▸ PROBLEM STATEMENT: From the entries below, copy every line where the string "routes" appears.

☆ ☆ ☆ ☆

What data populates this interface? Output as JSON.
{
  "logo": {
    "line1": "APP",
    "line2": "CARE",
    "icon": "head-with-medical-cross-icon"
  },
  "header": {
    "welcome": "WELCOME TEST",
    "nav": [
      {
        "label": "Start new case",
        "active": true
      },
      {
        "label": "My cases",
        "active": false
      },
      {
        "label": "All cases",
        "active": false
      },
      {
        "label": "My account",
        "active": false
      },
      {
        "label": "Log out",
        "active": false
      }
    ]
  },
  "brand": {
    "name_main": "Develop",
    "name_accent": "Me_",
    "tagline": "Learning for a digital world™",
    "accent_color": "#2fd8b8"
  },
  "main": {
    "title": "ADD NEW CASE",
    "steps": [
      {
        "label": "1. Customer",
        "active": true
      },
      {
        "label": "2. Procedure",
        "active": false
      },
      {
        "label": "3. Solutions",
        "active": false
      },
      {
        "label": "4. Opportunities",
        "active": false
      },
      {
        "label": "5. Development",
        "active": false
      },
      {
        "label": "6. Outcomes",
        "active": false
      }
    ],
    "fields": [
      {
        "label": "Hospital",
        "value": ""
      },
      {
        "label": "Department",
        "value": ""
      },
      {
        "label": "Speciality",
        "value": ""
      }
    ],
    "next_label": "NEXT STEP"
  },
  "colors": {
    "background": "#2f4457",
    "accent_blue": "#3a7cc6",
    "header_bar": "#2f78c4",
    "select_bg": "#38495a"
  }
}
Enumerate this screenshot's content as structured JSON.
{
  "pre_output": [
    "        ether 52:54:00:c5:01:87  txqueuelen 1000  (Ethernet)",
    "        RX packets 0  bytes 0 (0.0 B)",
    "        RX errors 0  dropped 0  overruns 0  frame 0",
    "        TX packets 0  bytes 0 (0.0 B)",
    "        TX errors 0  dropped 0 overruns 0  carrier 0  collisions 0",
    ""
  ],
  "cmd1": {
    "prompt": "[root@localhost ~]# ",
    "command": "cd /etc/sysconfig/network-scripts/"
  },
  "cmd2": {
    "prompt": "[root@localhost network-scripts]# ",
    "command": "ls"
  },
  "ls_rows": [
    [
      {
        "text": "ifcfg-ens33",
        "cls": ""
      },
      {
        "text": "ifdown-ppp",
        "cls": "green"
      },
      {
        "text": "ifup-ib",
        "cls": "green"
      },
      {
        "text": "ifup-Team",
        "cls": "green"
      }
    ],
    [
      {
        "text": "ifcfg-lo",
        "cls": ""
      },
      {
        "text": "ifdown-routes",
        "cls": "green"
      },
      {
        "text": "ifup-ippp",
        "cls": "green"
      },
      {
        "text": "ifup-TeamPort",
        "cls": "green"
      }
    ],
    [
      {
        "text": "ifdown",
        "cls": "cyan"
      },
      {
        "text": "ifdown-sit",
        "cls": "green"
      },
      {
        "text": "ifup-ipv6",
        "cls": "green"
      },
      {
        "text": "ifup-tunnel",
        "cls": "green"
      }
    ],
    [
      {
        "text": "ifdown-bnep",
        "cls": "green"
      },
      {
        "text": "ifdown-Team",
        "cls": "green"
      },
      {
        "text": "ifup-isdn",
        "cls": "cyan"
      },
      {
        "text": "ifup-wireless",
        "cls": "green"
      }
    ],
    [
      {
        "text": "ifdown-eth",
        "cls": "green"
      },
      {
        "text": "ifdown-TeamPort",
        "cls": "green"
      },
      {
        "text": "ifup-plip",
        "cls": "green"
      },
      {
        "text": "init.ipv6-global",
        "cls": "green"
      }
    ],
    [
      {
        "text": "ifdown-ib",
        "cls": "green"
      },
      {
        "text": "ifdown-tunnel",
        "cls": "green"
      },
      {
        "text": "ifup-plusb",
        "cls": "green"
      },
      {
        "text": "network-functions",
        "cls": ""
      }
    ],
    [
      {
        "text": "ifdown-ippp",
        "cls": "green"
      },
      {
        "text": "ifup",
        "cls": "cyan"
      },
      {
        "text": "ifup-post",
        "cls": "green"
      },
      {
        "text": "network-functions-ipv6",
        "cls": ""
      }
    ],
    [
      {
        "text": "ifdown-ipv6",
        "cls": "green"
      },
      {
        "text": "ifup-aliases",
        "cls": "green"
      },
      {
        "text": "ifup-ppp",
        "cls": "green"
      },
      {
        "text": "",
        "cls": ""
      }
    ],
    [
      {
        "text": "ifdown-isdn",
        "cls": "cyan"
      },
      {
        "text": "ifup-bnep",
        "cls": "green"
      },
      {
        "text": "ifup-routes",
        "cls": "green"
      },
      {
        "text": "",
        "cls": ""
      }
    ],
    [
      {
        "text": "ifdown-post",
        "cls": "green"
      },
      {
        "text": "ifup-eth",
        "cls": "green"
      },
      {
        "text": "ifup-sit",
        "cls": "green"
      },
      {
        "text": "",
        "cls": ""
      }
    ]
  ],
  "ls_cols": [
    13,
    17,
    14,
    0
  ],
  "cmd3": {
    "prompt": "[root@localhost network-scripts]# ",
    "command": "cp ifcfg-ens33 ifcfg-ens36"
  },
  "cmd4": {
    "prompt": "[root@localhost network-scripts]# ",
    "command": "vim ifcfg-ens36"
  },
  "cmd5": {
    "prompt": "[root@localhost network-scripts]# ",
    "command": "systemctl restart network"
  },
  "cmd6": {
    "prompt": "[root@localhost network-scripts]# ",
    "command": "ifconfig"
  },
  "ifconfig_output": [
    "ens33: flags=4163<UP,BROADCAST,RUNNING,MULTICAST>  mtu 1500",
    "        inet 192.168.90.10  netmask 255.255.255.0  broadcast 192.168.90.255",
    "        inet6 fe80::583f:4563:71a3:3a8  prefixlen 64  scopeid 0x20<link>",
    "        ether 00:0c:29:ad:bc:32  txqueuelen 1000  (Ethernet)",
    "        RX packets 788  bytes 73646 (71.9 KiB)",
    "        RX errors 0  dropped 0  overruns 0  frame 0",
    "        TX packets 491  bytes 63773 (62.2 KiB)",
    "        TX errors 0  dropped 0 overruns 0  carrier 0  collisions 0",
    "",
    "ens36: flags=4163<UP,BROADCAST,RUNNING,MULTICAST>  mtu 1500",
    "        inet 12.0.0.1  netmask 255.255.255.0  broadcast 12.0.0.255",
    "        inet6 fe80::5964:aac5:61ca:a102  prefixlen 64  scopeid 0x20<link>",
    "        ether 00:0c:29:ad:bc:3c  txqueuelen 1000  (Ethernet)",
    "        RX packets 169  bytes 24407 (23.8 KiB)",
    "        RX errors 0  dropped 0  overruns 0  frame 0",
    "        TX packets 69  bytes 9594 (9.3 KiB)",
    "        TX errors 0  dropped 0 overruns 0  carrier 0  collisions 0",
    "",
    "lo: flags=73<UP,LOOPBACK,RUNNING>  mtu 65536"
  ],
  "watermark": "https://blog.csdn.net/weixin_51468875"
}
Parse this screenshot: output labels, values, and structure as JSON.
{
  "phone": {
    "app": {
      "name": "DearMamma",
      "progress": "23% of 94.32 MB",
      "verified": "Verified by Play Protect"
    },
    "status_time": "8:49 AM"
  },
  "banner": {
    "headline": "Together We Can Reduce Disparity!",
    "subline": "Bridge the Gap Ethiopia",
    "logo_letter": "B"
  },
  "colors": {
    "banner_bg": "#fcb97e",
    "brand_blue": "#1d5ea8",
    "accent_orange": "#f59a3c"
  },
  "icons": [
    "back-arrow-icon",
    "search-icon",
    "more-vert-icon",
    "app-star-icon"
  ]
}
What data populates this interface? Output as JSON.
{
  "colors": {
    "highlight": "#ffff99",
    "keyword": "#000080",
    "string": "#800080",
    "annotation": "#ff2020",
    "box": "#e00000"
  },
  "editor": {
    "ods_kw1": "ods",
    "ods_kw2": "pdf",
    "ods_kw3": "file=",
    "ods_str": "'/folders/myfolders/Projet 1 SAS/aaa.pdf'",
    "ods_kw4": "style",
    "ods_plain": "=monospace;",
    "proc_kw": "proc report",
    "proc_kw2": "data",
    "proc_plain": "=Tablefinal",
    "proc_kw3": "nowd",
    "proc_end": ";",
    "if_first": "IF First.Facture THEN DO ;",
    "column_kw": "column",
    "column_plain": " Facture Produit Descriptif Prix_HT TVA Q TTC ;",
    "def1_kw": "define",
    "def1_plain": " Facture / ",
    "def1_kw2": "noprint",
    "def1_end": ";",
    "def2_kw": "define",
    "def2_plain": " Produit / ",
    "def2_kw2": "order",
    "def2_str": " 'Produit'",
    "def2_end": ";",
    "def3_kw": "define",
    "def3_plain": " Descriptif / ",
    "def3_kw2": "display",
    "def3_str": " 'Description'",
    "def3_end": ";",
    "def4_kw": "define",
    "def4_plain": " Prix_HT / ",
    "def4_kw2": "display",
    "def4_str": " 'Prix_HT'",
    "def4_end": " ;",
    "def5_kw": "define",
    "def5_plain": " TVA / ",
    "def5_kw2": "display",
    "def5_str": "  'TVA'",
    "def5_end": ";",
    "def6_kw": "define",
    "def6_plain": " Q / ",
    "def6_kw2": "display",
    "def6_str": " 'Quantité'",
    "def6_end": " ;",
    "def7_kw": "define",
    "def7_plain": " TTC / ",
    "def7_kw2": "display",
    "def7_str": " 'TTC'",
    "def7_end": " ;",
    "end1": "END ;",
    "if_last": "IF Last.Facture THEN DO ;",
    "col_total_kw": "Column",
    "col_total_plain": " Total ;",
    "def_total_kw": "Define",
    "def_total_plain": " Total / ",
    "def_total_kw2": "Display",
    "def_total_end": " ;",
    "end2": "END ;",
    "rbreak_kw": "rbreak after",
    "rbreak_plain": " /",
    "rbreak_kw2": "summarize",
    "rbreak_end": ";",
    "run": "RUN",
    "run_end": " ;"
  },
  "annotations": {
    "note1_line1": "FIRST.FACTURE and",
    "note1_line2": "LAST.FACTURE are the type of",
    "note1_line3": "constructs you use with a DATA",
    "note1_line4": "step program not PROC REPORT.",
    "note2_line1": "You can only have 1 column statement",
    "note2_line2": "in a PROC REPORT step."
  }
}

☆ ☆ ☆ ☆

▸ WRITTEN ANSWER:
        "text": "ifdown-routes",
        "text": "ifup-routes",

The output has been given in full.